── MATERIAL FORNECIDO ──
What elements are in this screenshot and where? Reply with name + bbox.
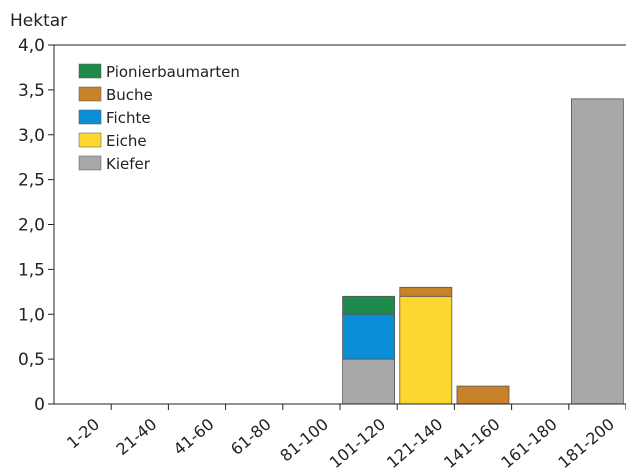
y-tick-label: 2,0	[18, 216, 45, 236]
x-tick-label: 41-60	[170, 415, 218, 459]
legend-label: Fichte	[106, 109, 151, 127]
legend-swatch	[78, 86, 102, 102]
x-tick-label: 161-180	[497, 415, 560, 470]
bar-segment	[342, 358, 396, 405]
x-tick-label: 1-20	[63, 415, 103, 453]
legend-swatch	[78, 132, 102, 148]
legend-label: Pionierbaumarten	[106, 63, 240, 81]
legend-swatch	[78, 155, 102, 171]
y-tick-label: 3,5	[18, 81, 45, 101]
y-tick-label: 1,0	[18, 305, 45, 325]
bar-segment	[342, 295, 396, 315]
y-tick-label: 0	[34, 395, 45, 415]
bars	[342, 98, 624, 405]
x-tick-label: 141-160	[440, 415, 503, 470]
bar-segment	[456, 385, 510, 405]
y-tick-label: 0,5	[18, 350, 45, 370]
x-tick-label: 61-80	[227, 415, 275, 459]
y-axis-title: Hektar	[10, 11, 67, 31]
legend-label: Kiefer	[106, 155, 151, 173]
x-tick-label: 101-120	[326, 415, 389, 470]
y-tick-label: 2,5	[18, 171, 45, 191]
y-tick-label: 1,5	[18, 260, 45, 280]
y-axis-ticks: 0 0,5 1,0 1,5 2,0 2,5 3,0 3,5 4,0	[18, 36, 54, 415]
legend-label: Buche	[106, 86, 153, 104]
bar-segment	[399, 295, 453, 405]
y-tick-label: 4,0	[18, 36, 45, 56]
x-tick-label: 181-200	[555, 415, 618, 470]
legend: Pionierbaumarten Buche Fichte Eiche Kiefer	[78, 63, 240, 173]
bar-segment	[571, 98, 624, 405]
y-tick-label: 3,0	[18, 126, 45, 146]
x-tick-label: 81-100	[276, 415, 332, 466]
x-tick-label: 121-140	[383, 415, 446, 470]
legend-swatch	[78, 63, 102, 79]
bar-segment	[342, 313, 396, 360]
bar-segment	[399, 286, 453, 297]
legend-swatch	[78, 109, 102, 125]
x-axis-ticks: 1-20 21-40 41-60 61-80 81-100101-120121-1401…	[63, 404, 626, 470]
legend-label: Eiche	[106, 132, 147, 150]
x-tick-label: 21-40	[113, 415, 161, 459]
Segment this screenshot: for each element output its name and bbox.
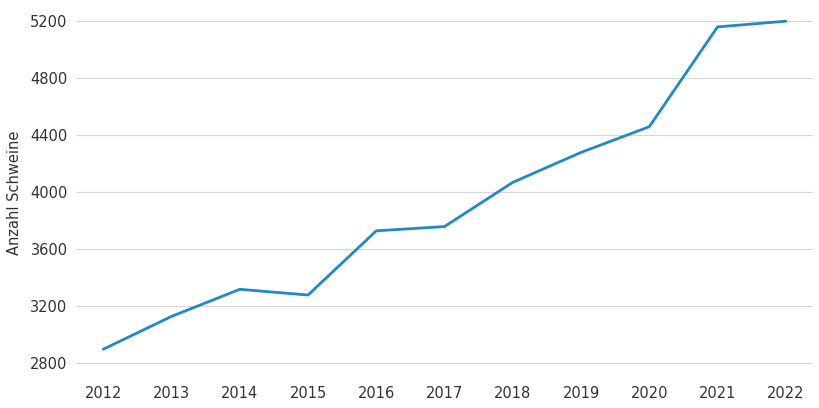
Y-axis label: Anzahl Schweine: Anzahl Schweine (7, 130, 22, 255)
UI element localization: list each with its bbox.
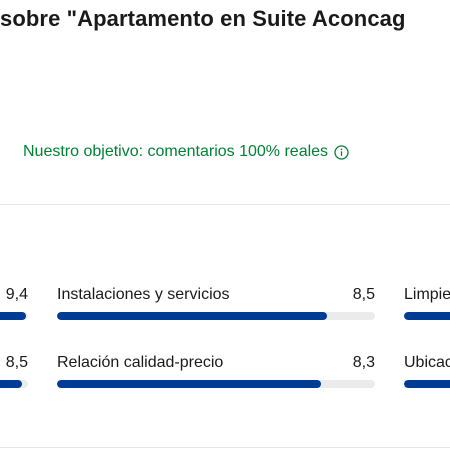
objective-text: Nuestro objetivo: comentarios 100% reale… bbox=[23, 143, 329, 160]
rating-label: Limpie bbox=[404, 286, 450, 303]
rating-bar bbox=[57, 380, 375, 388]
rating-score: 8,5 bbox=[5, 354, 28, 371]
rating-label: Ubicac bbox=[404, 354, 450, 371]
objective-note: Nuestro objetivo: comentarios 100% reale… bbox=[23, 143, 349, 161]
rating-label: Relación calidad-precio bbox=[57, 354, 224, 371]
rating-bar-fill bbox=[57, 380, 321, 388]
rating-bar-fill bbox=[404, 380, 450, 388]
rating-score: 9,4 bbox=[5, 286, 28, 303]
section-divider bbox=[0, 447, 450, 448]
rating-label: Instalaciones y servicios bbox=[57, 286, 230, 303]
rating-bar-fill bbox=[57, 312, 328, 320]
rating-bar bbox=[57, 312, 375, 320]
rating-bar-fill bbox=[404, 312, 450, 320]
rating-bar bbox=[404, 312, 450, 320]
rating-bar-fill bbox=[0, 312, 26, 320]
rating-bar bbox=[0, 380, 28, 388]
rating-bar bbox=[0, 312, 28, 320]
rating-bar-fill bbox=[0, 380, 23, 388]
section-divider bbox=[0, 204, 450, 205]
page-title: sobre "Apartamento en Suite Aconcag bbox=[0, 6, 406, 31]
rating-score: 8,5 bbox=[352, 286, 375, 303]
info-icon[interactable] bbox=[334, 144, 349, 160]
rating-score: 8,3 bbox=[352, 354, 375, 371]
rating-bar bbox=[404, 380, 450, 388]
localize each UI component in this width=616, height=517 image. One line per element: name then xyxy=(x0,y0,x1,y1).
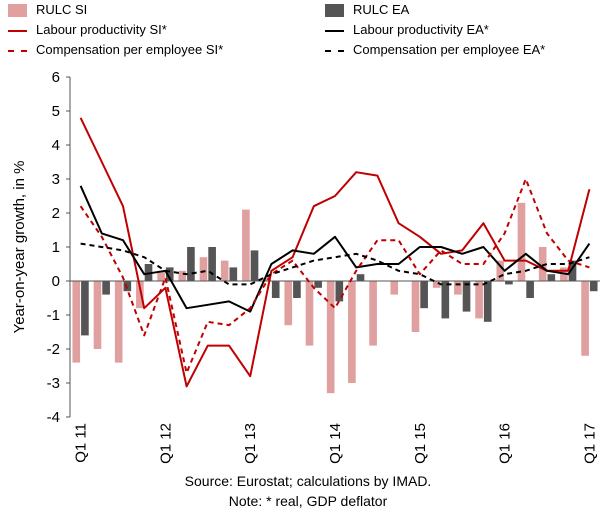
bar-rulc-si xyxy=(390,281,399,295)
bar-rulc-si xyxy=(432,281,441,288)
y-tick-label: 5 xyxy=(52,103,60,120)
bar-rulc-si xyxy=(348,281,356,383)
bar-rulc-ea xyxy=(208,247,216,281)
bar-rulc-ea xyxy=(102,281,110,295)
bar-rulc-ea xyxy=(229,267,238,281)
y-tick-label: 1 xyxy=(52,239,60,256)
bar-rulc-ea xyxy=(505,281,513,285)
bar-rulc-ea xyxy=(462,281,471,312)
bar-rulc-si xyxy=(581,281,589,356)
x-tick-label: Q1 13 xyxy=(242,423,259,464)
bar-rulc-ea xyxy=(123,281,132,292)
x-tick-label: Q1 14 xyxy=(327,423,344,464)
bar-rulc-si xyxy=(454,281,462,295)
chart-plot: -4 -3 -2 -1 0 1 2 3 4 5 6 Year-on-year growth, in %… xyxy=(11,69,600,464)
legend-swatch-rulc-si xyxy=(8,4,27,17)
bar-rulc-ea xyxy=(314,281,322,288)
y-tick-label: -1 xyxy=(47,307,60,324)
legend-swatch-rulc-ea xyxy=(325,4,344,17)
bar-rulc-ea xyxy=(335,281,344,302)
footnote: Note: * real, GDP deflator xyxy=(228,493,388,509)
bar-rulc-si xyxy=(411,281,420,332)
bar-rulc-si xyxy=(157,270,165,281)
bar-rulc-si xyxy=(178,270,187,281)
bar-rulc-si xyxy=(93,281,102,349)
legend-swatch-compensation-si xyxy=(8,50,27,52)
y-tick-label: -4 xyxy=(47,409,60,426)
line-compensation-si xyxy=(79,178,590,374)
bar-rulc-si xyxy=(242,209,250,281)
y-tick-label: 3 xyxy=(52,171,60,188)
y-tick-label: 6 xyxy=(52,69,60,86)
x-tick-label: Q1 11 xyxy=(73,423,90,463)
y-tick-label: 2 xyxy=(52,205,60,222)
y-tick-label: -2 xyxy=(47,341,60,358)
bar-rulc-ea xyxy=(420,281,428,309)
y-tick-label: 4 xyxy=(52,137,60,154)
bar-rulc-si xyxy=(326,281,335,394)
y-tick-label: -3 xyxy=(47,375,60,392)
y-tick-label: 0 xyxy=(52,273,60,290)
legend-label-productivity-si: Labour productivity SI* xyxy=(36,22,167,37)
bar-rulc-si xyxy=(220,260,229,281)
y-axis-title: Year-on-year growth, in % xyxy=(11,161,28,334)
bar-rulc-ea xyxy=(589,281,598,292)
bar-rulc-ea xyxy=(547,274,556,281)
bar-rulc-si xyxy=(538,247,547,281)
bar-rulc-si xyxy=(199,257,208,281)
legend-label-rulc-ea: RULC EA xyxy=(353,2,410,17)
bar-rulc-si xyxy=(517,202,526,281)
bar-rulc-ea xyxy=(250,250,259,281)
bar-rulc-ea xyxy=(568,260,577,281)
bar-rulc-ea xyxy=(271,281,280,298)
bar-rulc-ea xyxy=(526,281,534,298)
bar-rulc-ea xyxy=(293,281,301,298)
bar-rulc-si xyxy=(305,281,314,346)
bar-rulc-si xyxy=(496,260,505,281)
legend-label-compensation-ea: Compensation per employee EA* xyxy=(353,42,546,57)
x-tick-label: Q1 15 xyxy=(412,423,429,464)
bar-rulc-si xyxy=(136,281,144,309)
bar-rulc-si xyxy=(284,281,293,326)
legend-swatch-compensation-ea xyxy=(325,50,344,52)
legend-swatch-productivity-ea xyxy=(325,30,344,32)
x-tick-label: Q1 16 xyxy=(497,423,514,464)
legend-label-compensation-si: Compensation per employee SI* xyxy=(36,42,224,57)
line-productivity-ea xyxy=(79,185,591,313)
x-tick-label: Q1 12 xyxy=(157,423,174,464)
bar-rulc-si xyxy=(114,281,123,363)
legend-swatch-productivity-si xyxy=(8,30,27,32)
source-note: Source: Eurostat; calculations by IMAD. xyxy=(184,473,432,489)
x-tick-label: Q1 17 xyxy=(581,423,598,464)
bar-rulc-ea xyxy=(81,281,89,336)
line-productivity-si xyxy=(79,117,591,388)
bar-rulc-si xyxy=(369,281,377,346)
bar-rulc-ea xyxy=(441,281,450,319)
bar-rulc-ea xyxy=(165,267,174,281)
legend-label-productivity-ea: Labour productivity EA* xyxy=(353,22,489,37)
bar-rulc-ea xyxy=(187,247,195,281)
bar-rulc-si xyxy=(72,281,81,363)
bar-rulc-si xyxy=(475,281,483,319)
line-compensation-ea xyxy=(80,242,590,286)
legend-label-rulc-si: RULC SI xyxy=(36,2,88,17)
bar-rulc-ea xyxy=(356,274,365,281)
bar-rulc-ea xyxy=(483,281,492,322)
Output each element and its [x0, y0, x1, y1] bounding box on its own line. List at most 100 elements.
───
Transcreva sem nenhuma alteração as entradas que começam na linha que contém "216, 45, 236]" e terminam na linha que contém "63, 240, 81]", incluindo as duas.

y-tick-label: 2,0	[18, 216, 45, 236]
x-tick-label: 41-60	[170, 415, 218, 459]
legend-label: Fichte	[106, 109, 151, 127]
legend-swatch	[78, 86, 102, 102]
x-tick-label: 161-180	[497, 415, 560, 470]
bar-segment	[342, 358, 396, 405]
x-tick-label: 1-20	[63, 415, 103, 453]
legend-swatch	[78, 132, 102, 148]
legend-label: Pionierbaumarten	[106, 63, 240, 81]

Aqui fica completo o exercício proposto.